What is required - Skip the pictures. Reproduce all other material exactly.

Stored data -
○ ○ ○

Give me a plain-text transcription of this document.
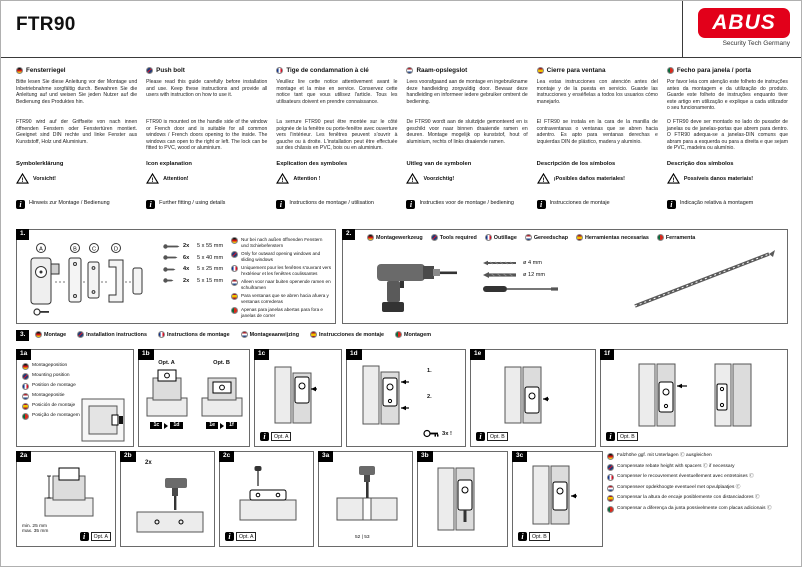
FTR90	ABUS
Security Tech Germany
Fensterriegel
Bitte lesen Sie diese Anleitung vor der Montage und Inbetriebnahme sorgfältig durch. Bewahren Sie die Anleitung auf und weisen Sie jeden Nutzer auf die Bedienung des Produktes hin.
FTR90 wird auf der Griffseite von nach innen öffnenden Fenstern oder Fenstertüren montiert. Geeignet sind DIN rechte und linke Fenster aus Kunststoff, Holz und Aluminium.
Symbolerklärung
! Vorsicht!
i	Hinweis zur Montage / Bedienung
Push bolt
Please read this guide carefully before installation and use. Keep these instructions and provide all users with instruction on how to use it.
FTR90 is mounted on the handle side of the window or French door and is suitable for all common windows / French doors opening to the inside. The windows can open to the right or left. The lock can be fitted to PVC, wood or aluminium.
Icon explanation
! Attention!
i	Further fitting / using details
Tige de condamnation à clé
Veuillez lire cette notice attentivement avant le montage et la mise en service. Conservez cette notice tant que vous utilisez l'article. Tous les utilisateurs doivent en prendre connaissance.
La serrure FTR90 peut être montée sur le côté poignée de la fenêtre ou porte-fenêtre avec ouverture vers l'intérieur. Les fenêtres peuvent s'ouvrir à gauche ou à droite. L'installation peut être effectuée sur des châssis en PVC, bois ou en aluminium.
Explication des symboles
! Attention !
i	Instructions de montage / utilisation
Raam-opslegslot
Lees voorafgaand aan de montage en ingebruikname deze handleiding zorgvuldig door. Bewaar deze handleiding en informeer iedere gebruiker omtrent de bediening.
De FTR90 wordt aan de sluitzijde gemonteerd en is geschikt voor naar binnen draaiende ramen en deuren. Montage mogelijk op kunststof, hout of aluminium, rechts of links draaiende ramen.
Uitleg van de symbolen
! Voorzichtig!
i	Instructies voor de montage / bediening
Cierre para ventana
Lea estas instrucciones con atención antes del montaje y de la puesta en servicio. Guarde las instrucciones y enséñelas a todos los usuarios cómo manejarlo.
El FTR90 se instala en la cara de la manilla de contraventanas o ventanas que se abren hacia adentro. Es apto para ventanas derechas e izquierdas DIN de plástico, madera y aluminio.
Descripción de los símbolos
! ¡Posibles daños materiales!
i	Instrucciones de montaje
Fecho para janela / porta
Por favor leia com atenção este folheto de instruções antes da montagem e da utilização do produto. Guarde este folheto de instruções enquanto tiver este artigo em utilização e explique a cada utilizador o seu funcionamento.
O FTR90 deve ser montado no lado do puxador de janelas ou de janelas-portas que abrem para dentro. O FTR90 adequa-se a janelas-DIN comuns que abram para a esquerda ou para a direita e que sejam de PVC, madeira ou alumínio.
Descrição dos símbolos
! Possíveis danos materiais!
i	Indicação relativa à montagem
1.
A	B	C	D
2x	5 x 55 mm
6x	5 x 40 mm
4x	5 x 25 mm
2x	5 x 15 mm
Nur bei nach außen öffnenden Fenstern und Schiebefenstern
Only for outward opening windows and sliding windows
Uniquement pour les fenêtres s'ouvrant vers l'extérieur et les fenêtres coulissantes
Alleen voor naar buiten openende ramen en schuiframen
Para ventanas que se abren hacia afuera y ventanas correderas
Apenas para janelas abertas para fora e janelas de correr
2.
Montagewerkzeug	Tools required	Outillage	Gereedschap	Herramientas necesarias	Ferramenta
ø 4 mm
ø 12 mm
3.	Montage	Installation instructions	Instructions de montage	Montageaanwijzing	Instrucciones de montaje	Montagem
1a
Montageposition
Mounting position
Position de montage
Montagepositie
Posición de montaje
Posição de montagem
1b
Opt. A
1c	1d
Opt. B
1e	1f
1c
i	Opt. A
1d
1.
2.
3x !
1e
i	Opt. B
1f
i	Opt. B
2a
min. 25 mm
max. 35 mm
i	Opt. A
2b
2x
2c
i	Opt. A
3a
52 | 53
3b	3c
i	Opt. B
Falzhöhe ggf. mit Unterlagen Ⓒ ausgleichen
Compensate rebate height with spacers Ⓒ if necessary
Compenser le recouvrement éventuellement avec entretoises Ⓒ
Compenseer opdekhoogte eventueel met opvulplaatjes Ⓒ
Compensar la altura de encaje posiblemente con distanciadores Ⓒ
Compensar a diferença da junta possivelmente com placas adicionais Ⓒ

○ ○ ○

Solution -
Give me a plain-text transcription of this document.
FTR90	ABUS
Security Tech Germany
Fensterriegel
Bitte lesen Sie diese Anleitung vor der Montage und Inbetriebnahme sorgfältig durch. Bewahren Sie die Anleitung auf und weisen Sie jeden Nutzer auf die Bedienung des Produktes hin.
FTR90 wird auf der Griffseite von nach innen öffnenden Fenstern oder Fenstertüren montiert. Geeignet sind DIN rechte und linke Fenster aus Kunststoff, Holz und Aluminium.
Symbolerklärung
! Vorsicht!
i	Hinweis zur Montage / Bedienung
Push bolt
Please read this guide carefully before installation and use. Keep these instructions and provide all users with instruction on how to use it.
FTR90 is mounted on the handle side of the window or French door and is suitable for all common windows / French doors opening to the inside. The windows can open to the right or left. The lock can be fitted to PVC, wood or aluminium.
Icon explanation
! Attention!
i	Further fitting / using details
Tige de condamnation à clé
Veuillez lire cette notice attentivement avant le montage et la mise en service. Conservez cette notice tant que vous utilisez l'article. Tous les utilisateurs doivent en prendre connaissance.
La serrure FTR90 peut être montée sur le côté poignée de la fenêtre ou porte-fenêtre avec ouverture vers l'intérieur. Les fenêtres peuvent s'ouvrir à gauche ou à droite. L'installation peut être effectuée sur des châssis en PVC, bois ou en aluminium.
Explication des symboles
! Attention !
i	Instructions de montage / utilisation
Raam-opslegslot
Lees voorafgaand aan de montage en ingebruikname deze handleiding zorgvuldig door. Bewaar deze handleiding en informeer iedere gebruiker omtrent de bediening.
De FTR90 wordt aan de sluitzijde gemonteerd en is geschikt voor naar binnen draaiende ramen en deuren. Montage mogelijk op kunststof, hout of aluminium, rechts of links draaiende ramen.
Uitleg van de symbolen
! Voorzichtig!
i	Instructies voor de montage / bediening
Cierre para ventana
Lea estas instrucciones con atención antes del montaje y de la puesta en servicio. Guarde las instrucciones y enséñelas a todos los usuarios cómo manejarlo.
El FTR90 se instala en la cara de la manilla de contraventanas o ventanas que se abren hacia adentro. Es apto para ventanas derechas e izquierdas DIN de plástico, madera y aluminio.
Descripción de los símbolos
! ¡Posibles daños materiales!
i	Instrucciones de montaje
Fecho para janela / porta
Por favor leia com atenção este folheto de instruções antes da montagem e da utilização do produto. Guarde este folheto de instruções enquanto tiver este artigo em utilização e explique a cada utilizador o seu funcionamento.
O FTR90 deve ser montado no lado do puxador de janelas ou de janelas-portas que abrem para dentro. O FTR90 adequa-se a janelas-DIN comuns que abram para a esquerda ou para a direita e que sejam de PVC, madeira ou alumínio.
Descrição dos símbolos
! Possíveis danos materiais!
i	Indicação relativa à montagem
1.
A	B	C	D
2x	5 x 55 mm
6x	5 x 40 mm
4x	5 x 25 mm
2x	5 x 15 mm
Nur bei nach außen öffnenden Fenstern und Schiebefenstern
Only for outward opening windows and sliding windows
Uniquement pour les fenêtres s'ouvrant vers l'extérieur et les fenêtres coulissantes
Alleen voor naar buiten openende ramen en schuiframen
Para ventanas que se abren hacia afuera y ventanas correderas
Apenas para janelas abertas para fora e janelas de correr
2.
Montagewerkzeug	Tools required	Outillage	Gereedschap	Herramientas necesarias	Ferramenta
ø 4 mm
ø 12 mm
3.	Montage	Installation instructions	Instructions de montage	Montageaanwijzing	Instrucciones de montaje	Montagem
1a
Montageposition
Mounting position
Position de montage
Montagepositie
Posición de montaje
Posição de montagem
1b
Opt. A
1c	1d
Opt. B
1e	1f
1c
i	Opt. A
1d
1.
2.
3x !
1e
i	Opt. B
1f
i	Opt. B
2a
min. 25 mm
max. 35 mm
i	Opt. A
2b
2x
2c
i	Opt. A
3a
52 | 53
3b	3c
i	Opt. B
Falzhöhe ggf. mit Unterlagen Ⓒ ausgleichen
Compensate rebate height with spacers Ⓒ if necessary
Compenser le recouvrement éventuellement avec entretoises Ⓒ
Compenseer opdekhoogte eventueel met opvulplaatjes Ⓒ
Compensar la altura de encaje posiblemente con distanciadores Ⓒ
Compensar a diferença da junta possivelmente com placas adicionais Ⓒ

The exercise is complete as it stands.